> Exercise directions
Work through the material below line by line and say how many lines include the word "Narración". Only the number, please.

> Data entries
• • •
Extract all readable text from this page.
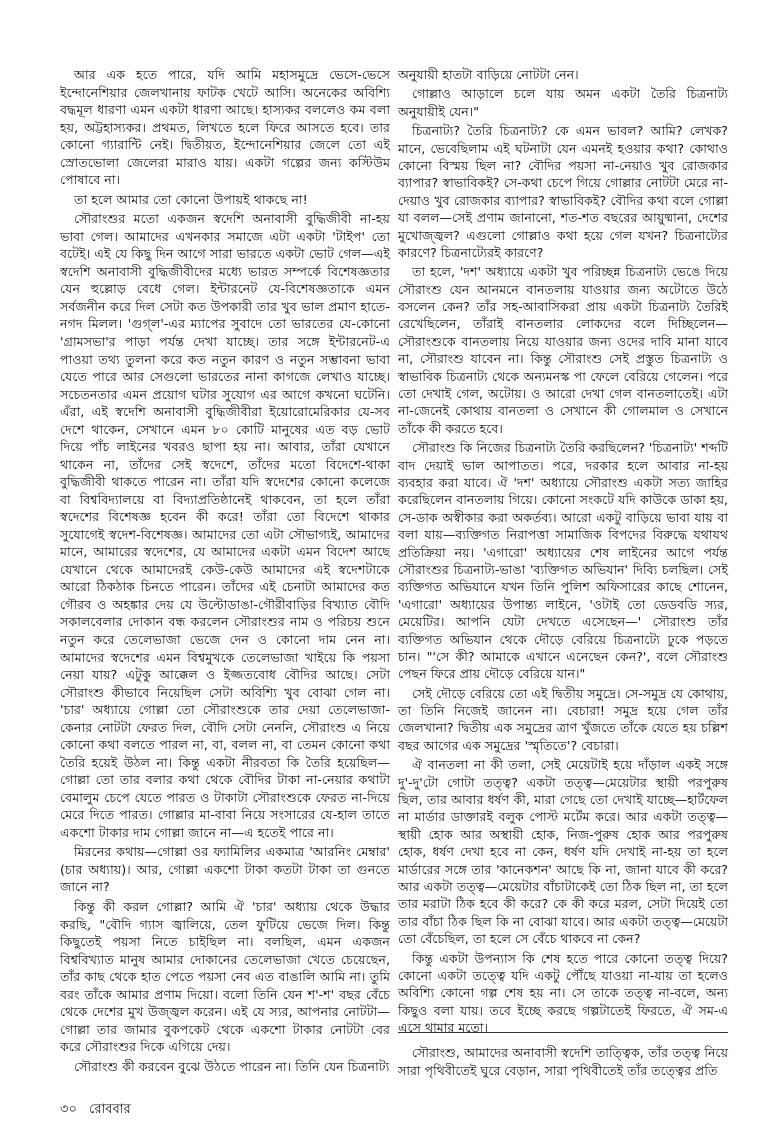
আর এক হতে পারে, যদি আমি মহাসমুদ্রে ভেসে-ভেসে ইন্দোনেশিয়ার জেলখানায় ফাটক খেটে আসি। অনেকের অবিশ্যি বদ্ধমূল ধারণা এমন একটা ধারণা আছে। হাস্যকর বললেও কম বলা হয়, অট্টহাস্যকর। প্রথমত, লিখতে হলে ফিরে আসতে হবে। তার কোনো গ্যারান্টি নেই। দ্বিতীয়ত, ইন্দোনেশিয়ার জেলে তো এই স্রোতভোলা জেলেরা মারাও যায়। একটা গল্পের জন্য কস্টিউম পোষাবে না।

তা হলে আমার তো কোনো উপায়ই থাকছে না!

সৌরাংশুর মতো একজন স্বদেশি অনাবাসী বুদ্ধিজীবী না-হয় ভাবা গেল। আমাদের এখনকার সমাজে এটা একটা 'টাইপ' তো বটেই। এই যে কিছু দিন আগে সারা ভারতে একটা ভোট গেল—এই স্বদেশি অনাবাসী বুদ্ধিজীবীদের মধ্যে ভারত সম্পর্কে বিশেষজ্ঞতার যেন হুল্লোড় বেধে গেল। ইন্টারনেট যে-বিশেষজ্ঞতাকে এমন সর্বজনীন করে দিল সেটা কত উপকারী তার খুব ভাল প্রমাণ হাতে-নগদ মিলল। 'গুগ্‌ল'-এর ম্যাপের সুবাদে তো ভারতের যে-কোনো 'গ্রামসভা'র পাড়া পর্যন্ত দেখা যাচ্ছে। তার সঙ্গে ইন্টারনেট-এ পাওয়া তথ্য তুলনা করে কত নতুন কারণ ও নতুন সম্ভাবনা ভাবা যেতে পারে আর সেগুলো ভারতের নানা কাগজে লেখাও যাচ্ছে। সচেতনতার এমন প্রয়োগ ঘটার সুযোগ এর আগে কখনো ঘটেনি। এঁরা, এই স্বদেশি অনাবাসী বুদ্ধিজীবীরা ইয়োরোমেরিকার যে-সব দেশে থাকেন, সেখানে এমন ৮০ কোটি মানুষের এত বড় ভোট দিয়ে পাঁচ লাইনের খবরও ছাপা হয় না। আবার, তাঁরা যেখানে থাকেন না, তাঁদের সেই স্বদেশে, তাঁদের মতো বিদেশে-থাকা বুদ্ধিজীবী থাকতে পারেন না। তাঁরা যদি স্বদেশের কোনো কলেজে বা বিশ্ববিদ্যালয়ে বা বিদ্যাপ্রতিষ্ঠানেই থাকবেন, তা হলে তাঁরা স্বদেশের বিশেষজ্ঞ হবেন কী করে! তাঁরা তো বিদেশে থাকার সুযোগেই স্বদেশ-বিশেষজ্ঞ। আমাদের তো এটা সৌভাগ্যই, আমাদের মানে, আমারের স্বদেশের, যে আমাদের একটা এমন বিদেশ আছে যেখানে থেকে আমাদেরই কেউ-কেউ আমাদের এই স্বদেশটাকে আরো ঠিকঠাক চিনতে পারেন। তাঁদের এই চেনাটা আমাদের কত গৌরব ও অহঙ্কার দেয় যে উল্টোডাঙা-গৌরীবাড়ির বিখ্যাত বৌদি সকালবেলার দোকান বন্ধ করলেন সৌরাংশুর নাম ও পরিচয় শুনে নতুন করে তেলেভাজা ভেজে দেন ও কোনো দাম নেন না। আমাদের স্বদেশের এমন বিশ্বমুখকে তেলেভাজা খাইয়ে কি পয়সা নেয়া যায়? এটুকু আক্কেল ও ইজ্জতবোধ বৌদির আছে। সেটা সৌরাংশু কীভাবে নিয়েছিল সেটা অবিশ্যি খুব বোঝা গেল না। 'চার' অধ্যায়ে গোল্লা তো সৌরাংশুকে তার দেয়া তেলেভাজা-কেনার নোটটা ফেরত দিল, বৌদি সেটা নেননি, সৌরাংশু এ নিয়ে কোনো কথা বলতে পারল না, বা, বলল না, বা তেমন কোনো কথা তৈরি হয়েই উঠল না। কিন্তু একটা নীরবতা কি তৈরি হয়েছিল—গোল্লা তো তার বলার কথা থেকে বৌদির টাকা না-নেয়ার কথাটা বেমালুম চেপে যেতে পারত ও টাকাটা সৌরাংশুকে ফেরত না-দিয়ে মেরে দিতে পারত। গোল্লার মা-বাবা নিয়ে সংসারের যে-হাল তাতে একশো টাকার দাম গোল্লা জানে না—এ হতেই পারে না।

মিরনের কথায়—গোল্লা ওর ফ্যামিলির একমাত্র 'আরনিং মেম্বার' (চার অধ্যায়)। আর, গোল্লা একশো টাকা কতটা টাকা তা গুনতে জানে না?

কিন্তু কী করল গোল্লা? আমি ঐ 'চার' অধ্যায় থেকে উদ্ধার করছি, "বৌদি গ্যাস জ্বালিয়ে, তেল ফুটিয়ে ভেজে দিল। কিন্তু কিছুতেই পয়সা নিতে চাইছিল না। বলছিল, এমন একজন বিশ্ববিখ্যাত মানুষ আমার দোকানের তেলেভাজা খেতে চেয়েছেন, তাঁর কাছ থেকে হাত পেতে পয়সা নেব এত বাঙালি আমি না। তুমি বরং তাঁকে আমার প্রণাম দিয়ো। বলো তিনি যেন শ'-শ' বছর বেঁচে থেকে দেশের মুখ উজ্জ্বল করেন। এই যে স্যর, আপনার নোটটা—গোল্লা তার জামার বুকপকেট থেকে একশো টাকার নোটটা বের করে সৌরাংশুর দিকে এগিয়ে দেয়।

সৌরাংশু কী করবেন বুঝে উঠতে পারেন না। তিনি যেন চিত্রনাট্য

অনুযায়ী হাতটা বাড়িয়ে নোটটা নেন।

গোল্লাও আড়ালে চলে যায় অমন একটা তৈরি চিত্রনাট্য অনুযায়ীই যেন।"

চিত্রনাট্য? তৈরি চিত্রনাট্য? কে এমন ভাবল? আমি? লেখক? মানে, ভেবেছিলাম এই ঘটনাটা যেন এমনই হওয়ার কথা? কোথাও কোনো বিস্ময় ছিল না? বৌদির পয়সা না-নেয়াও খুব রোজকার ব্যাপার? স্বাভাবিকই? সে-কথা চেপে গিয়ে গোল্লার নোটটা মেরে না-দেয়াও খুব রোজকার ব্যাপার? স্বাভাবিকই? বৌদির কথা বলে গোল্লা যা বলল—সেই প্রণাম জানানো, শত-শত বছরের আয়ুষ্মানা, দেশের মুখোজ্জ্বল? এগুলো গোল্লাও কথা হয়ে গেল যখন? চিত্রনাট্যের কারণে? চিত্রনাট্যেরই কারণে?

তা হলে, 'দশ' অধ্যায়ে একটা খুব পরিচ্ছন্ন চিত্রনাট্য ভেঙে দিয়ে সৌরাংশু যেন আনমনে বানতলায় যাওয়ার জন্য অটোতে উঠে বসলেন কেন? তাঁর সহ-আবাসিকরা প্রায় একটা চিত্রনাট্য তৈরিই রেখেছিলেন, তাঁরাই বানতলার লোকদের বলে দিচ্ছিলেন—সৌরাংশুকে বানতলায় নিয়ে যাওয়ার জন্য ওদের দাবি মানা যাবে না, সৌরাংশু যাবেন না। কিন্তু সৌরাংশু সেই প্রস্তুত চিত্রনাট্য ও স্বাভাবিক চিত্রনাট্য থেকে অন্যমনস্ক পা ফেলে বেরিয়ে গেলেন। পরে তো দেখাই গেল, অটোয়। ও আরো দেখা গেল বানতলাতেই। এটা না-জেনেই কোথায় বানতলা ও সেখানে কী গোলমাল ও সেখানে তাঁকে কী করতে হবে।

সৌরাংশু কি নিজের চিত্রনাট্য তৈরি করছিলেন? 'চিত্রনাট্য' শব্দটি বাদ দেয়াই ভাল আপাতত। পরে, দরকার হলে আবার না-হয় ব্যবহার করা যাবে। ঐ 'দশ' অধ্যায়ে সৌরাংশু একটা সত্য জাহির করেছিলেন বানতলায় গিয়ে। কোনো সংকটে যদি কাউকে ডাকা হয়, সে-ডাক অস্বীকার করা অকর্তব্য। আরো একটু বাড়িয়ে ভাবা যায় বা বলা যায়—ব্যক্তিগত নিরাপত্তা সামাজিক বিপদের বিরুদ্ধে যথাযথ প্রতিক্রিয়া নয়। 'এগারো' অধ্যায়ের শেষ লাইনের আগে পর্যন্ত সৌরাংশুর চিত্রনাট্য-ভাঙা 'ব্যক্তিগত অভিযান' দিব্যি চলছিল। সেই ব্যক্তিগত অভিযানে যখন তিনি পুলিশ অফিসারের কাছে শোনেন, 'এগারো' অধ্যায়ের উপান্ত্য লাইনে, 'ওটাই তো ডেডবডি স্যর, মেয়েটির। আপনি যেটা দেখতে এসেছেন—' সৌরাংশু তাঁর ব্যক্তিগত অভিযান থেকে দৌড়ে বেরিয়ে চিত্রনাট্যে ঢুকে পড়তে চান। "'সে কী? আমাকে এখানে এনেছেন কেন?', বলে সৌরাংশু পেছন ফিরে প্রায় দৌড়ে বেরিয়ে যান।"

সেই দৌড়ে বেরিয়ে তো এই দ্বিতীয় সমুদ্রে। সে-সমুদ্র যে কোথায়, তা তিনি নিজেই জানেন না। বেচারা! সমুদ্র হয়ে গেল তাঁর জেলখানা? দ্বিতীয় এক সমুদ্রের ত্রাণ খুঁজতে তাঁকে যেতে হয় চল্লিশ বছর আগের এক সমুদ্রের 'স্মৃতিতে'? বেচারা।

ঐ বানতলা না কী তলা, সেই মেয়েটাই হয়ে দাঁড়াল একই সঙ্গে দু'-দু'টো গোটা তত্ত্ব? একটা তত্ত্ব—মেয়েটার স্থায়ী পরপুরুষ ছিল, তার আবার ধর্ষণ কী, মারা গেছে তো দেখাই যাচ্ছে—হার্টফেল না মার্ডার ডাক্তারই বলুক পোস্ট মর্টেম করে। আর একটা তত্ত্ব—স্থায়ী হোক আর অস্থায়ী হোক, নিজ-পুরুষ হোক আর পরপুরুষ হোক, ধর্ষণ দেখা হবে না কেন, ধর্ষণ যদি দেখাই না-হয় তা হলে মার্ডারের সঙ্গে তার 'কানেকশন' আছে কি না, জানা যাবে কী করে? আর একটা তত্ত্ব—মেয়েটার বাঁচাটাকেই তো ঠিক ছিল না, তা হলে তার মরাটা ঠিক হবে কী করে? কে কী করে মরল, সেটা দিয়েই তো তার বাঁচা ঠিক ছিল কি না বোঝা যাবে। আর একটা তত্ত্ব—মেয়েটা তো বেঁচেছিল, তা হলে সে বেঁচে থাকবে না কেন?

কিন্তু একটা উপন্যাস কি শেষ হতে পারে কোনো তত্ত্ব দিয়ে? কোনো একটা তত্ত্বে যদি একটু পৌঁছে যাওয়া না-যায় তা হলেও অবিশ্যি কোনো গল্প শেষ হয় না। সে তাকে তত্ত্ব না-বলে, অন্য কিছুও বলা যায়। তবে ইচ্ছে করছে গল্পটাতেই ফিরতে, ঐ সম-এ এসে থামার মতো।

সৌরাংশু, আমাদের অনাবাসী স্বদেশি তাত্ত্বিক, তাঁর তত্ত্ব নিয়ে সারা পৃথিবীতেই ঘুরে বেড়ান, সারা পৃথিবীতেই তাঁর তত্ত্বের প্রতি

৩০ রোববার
• • •
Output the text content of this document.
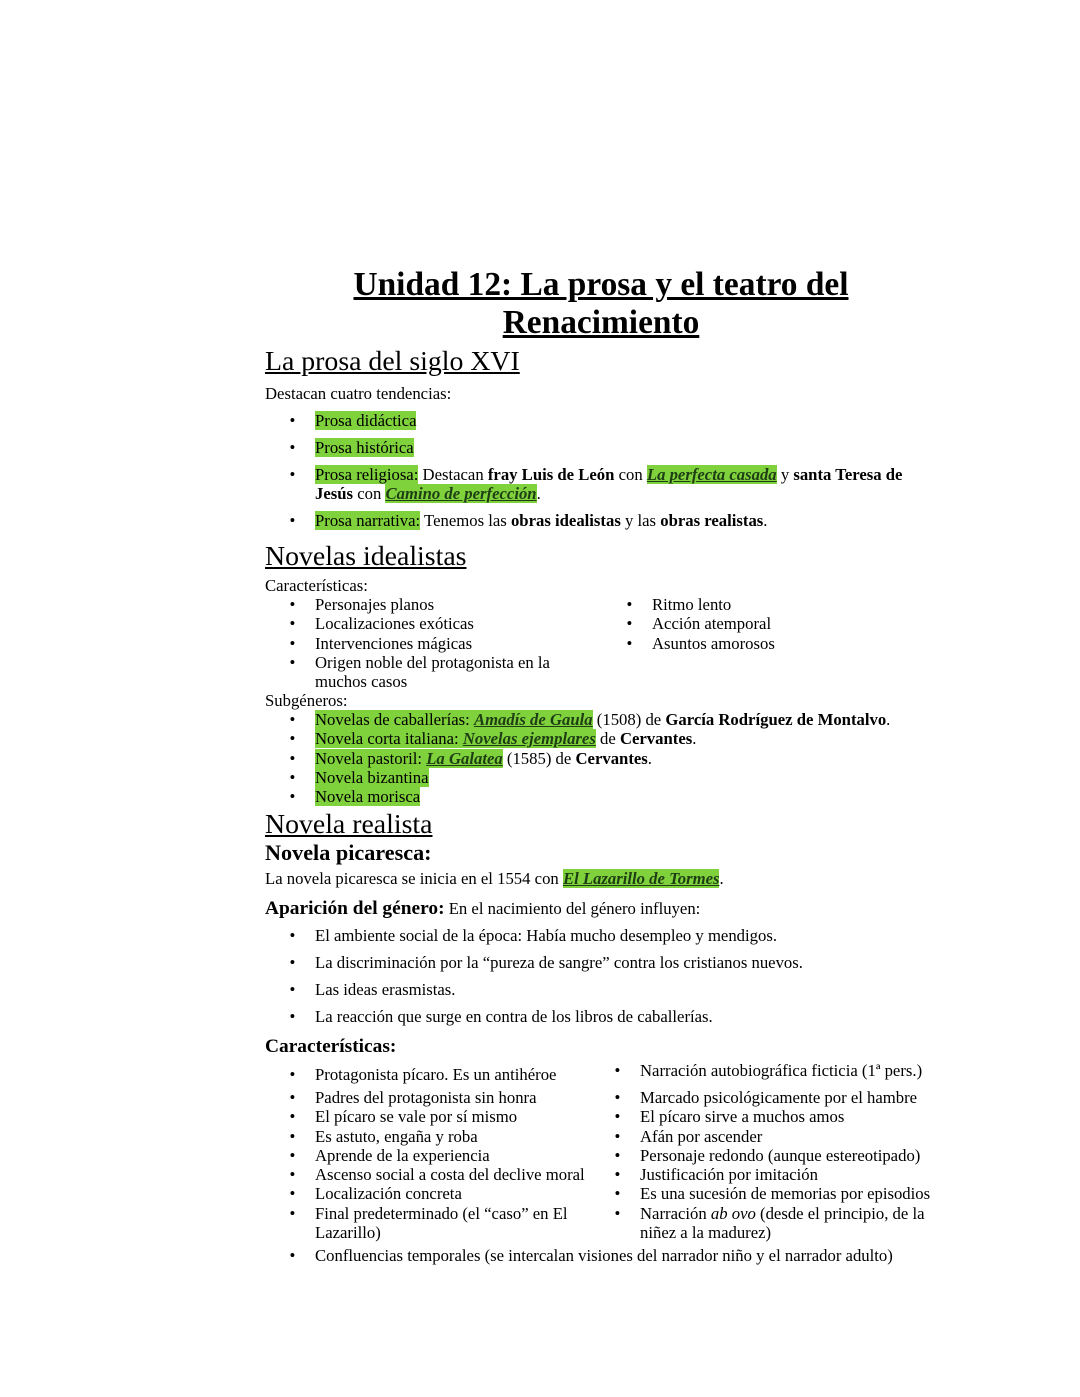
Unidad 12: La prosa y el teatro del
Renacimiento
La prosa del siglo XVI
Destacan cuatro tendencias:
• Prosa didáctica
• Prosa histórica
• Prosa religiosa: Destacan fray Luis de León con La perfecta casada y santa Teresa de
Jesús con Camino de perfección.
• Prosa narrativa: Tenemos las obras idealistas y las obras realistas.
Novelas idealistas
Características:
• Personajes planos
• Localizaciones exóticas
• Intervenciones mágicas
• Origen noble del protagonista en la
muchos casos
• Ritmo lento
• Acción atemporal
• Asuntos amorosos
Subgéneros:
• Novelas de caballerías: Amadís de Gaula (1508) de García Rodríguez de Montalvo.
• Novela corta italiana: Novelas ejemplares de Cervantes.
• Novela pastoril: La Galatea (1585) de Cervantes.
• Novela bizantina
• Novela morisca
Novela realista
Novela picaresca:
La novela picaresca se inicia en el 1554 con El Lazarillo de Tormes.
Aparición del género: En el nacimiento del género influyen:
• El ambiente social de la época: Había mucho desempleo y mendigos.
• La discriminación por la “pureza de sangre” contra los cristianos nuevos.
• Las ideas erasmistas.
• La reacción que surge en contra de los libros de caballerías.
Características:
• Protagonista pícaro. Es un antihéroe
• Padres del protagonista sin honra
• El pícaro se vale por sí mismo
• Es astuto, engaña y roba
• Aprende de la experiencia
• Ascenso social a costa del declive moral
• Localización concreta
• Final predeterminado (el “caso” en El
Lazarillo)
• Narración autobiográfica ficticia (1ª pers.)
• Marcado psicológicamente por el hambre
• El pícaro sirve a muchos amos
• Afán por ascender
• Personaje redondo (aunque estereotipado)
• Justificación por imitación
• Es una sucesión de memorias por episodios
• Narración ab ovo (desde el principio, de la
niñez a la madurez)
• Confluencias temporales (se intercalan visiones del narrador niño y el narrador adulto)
• • •
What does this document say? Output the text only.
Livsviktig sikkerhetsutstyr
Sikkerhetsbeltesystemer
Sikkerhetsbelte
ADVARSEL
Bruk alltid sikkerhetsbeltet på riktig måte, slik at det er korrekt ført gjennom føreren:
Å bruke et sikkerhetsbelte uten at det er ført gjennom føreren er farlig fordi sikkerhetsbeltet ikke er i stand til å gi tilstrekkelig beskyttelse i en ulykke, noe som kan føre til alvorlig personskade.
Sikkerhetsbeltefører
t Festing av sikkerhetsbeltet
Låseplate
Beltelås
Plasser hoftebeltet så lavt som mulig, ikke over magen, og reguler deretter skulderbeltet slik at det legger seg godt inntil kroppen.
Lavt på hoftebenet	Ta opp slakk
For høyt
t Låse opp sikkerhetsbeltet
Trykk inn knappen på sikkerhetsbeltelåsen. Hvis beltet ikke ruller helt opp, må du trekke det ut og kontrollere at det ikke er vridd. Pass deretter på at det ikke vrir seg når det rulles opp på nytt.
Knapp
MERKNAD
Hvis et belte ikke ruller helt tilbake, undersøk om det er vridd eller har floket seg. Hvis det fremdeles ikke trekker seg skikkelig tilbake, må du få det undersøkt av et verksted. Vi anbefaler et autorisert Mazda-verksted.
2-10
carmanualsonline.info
• • •
> Answer for the task
2